=== DATA ENTRIES ===
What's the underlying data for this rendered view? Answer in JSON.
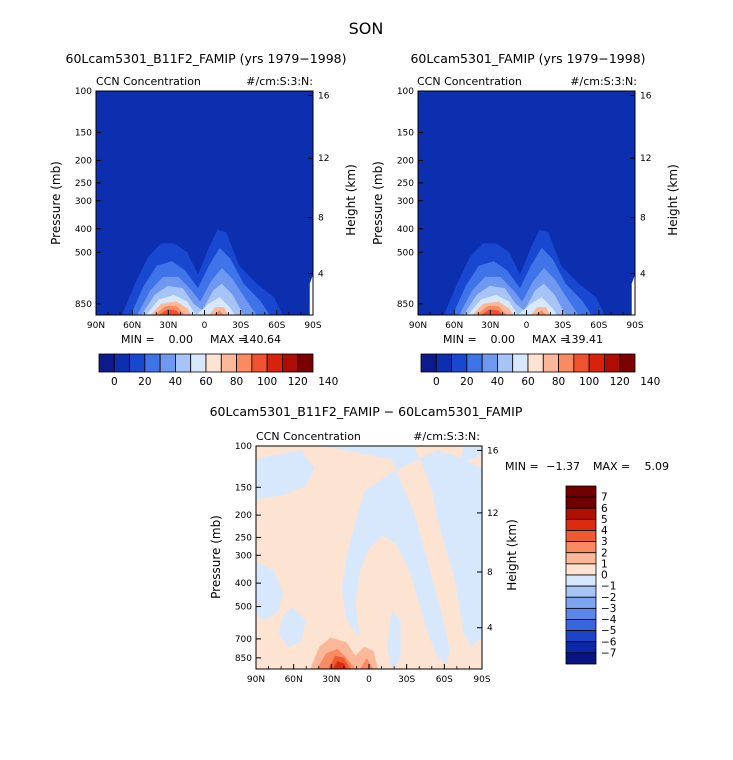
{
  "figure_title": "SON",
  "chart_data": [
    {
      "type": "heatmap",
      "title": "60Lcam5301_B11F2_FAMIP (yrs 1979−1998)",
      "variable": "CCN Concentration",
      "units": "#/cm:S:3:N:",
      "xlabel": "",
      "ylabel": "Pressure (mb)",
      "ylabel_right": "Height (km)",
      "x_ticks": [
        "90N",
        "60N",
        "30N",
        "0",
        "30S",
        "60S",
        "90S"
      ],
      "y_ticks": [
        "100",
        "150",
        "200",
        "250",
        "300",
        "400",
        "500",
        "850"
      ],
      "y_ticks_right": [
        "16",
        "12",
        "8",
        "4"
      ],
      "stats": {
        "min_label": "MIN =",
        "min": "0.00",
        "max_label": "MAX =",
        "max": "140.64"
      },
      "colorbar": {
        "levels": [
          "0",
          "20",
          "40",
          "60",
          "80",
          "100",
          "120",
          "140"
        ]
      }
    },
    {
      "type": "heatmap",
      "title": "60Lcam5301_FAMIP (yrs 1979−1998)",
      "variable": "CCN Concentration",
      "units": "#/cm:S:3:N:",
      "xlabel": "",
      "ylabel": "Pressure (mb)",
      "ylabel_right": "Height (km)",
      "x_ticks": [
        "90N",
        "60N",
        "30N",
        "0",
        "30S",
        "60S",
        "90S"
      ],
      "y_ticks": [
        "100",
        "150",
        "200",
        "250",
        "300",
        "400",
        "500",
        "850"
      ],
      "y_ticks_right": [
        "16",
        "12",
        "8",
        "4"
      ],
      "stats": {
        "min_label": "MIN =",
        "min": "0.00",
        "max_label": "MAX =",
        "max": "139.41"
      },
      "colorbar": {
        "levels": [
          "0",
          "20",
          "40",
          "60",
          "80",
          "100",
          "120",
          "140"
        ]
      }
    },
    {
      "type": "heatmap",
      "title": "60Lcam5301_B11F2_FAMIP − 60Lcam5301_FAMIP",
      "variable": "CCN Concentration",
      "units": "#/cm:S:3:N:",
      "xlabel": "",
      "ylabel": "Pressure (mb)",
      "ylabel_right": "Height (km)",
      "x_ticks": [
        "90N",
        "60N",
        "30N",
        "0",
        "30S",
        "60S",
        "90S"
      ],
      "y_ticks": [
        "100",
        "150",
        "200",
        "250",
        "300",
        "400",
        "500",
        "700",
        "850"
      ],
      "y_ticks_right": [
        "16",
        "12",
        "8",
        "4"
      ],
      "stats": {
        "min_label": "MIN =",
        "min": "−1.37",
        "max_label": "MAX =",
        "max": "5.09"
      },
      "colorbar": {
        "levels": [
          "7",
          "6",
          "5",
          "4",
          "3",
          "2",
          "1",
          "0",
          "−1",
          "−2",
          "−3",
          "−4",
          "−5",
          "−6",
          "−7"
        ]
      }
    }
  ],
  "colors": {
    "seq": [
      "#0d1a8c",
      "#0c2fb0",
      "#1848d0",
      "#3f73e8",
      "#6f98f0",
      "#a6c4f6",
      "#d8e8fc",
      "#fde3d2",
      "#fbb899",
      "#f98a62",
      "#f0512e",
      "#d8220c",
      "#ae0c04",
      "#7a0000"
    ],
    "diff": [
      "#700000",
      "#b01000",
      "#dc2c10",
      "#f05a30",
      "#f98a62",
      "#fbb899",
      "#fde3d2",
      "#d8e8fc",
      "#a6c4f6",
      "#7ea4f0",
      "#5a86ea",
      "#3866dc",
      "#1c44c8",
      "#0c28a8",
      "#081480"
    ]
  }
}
===
PROBLEM DESCRIPTION -
Working from the lines above, reproduce the material exactly and exclude its pictures.

WORKED ANSWER -
What's the underlying data for this rendered view? Answer in JSON.
{
  "figure_title": "SON",
  "chart_data": [
    {
      "type": "heatmap",
      "title": "60Lcam5301_B11F2_FAMIP (yrs 1979−1998)",
      "variable": "CCN Concentration",
      "units": "#/cm:S:3:N:",
      "xlabel": "",
      "ylabel": "Pressure (mb)",
      "ylabel_right": "Height (km)",
      "x_ticks": [
        "90N",
        "60N",
        "30N",
        "0",
        "30S",
        "60S",
        "90S"
      ],
      "y_ticks": [
        "100",
        "150",
        "200",
        "250",
        "300",
        "400",
        "500",
        "850"
      ],
      "y_ticks_right": [
        "16",
        "12",
        "8",
        "4"
      ],
      "stats": {
        "min_label": "MIN =",
        "min": "0.00",
        "max_label": "MAX =",
        "max": "140.64"
      },
      "colorbar": {
        "levels": [
          "0",
          "20",
          "40",
          "60",
          "80",
          "100",
          "120",
          "140"
        ]
      }
    },
    {
      "type": "heatmap",
      "title": "60Lcam5301_FAMIP (yrs 1979−1998)",
      "variable": "CCN Concentration",
      "units": "#/cm:S:3:N:",
      "xlabel": "",
      "ylabel": "Pressure (mb)",
      "ylabel_right": "Height (km)",
      "x_ticks": [
        "90N",
        "60N",
        "30N",
        "0",
        "30S",
        "60S",
        "90S"
      ],
      "y_ticks": [
        "100",
        "150",
        "200",
        "250",
        "300",
        "400",
        "500",
        "850"
      ],
      "y_ticks_right": [
        "16",
        "12",
        "8",
        "4"
      ],
      "stats": {
        "min_label": "MIN =",
        "min": "0.00",
        "max_label": "MAX =",
        "max": "139.41"
      },
      "colorbar": {
        "levels": [
          "0",
          "20",
          "40",
          "60",
          "80",
          "100",
          "120",
          "140"
        ]
      }
    },
    {
      "type": "heatmap",
      "title": "60Lcam5301_B11F2_FAMIP − 60Lcam5301_FAMIP",
      "variable": "CCN Concentration",
      "units": "#/cm:S:3:N:",
      "xlabel": "",
      "ylabel": "Pressure (mb)",
      "ylabel_right": "Height (km)",
      "x_ticks": [
        "90N",
        "60N",
        "30N",
        "0",
        "30S",
        "60S",
        "90S"
      ],
      "y_ticks": [
        "100",
        "150",
        "200",
        "250",
        "300",
        "400",
        "500",
        "700",
        "850"
      ],
      "y_ticks_right": [
        "16",
        "12",
        "8",
        "4"
      ],
      "stats": {
        "min_label": "MIN =",
        "min": "−1.37",
        "max_label": "MAX =",
        "max": "5.09"
      },
      "colorbar": {
        "levels": [
          "7",
          "6",
          "5",
          "4",
          "3",
          "2",
          "1",
          "0",
          "−1",
          "−2",
          "−3",
          "−4",
          "−5",
          "−6",
          "−7"
        ]
      }
    }
  ],
  "colors": {
    "seq": [
      "#0d1a8c",
      "#0c2fb0",
      "#1848d0",
      "#3f73e8",
      "#6f98f0",
      "#a6c4f6",
      "#d8e8fc",
      "#fde3d2",
      "#fbb899",
      "#f98a62",
      "#f0512e",
      "#d8220c",
      "#ae0c04",
      "#7a0000"
    ],
    "diff": [
      "#700000",
      "#b01000",
      "#dc2c10",
      "#f05a30",
      "#f98a62",
      "#fbb899",
      "#fde3d2",
      "#d8e8fc",
      "#a6c4f6",
      "#7ea4f0",
      "#5a86ea",
      "#3866dc",
      "#1c44c8",
      "#0c28a8",
      "#081480"
    ]
  }
}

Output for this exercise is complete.